** Start of SUPPLIED RECORDS **

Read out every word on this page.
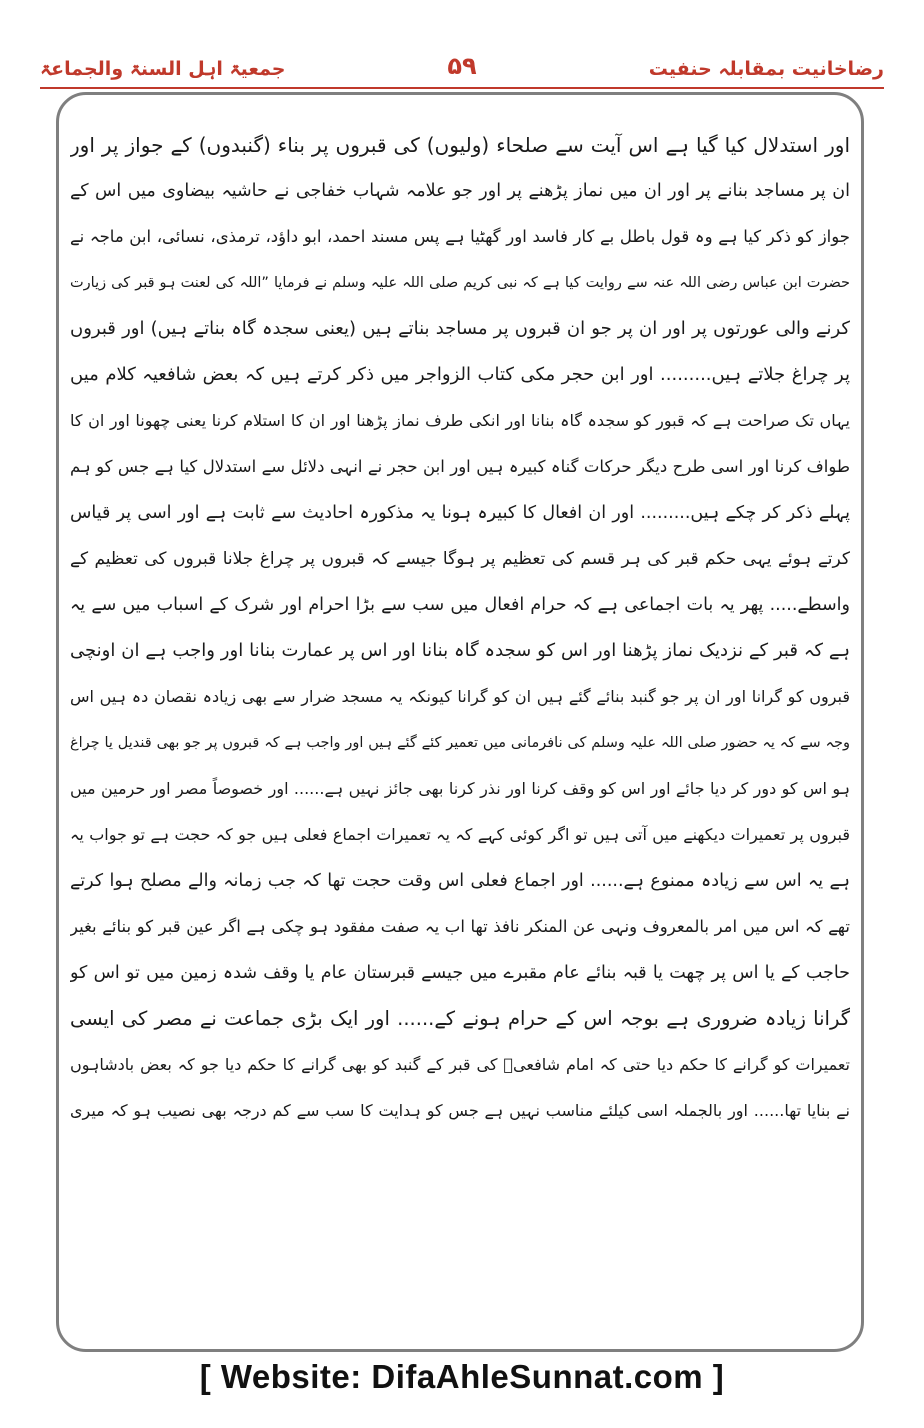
جمعیۃ اہل السنۃ والجماعۃ	۵۹	رضاخانیت بمقابلہ حنفیت
اور استدلال کیا گیا ہے اس آیت سے صلحاء (ولیوں) کی قبروں پر بناء (گنبدوں) کے جواز پر اور
ان پر مساجد بنانے پر اور ان میں نماز پڑھنے پر اور جو علامہ شہاب خفاجی نے حاشیہ بیضاوی میں اس کے
جواز کو ذکر کیا ہے وہ قول باطل بے کار فاسد اور گھٹیا ہے پس مسند احمد، ابو داؤد، ترمذی، نسائی، ابن ماجہ نے
حضرت ابن عباس رضی اللہ عنہ سے روایت کیا ہے کہ نبی کریم صلی اللہ علیہ وسلم نے فرمایا ”اللہ کی لعنت ہو قبر کی زیارت
کرنے والی عورتوں پر اور ان پر جو ان قبروں پر مساجد بناتے ہیں (یعنی سجدہ گاہ بناتے ہیں) اور قبروں
پر چراغ جلاتے ہیں......... اور ابن حجر مکی کتاب الزواجر میں ذکر کرتے ہیں کہ بعض شافعیہ کلام میں
یہاں تک صراحت ہے کہ قبور کو سجدہ گاہ بنانا اور انکی طرف نماز پڑھنا اور ان کا استلام کرنا یعنی چھونا اور ان کا
طواف کرنا اور اسی طرح دیگر حرکات گناہ کبیرہ ہیں اور ابن حجر نے انہی دلائل سے استدلال کیا ہے جس کو ہم
پہلے ذکر کر چکے ہیں......... اور ان افعال کا کبیرہ ہونا یہ مذکورہ احادیث سے ثابت ہے اور اسی پر قیاس
کرتے ہوئے یہی حکم قبر کی ہر قسم کی تعظیم پر ہوگا جیسے کہ قبروں پر چراغ جلانا قبروں کی تعظیم کے
واسطے..... پھر یہ بات اجماعی ہے کہ حرام افعال میں سب سے بڑا احرام اور شرک کے اسباب میں سے یہ
ہے کہ قبر کے نزدیک نماز پڑھنا اور اس کو سجدہ گاہ بنانا اور اس پر عمارت بنانا اور واجب ہے ان اونچی
قبروں کو گرانا اور ان پر جو گنبد بنائے گئے ہیں ان کو گرانا کیونکہ یہ مسجد ضرار سے بھی زیادہ نقصان دہ ہیں اس
وجہ سے کہ یہ حضور صلی اللہ علیہ وسلم کی نافرمانی میں تعمیر کئے گئے ہیں اور واجب ہے کہ قبروں پر جو بھی قندیل یا چراغ
ہو اس کو دور کر دیا جائے اور اس کو وقف کرنا اور نذر کرنا بھی جائز نہیں ہے...... اور خصوصاً مصر اور حرمین میں
قبروں پر تعمیرات دیکھنے میں آتی ہیں تو اگر کوئی کہے کہ یہ تعمیرات اجماع فعلی ہیں جو کہ حجت ہے تو جواب یہ
ہے یہ اس سے زیادہ ممنوع ہے...... اور اجماع فعلی اس وقت حجت تھا کہ جب زمانہ والے مصلح ہوا کرتے
تھے کہ اس میں امر بالمعروف ونہی عن المنکر نافذ تھا اب یہ صفت مفقود ہو چکی ہے اگر عین قبر کو بنائے بغیر
حاجب کے یا اس پر چھت یا قبہ بنائے عام مقبرے میں جیسے قبرستان عام یا وقف شدہ زمین میں تو اس کو
گرانا زیادہ ضروری ہے بوجہ اس کے حرام ہونے کے...... اور ایک بڑی جماعت نے مصر کی ایسی
تعمیرات کو گرانے کا حکم دیا حتی کہ امام شافعیؒ کی قبر کے گنبد کو بھی گرانے کا حکم دیا جو کہ بعض بادشاہوں
نے بنایا تھا...... اور بالجملہ اسی کیلئے مناسب نہیں ہے جس کو ہدایت کا سب سے کم درجہ بھی نصیب ہو کہ میری
[ Website: DifaAhleSunnat.com ]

** End of SUPPLIED RECORDS **

**SHORT TASK**
Locate the word "بنائے" in the records and collect each line it appears in.

**THE SOLUTION**
قبروں کو گرانا اور ان پر جو گنبد بنائے گئے ہیں ان کو گرانا کیونکہ یہ مسجد ضرار سے بھی زیادہ نقصان دہ ہیں اس
تھے کہ اس میں امر بالمعروف ونہی عن المنکر نافذ تھا اب یہ صفت مفقود ہو چکی ہے اگر عین قبر کو بنائے بغیر
حاجب کے یا اس پر چھت یا قبہ بنائے عام مقبرے میں جیسے قبرستان عام یا وقف شدہ زمین میں تو اس کو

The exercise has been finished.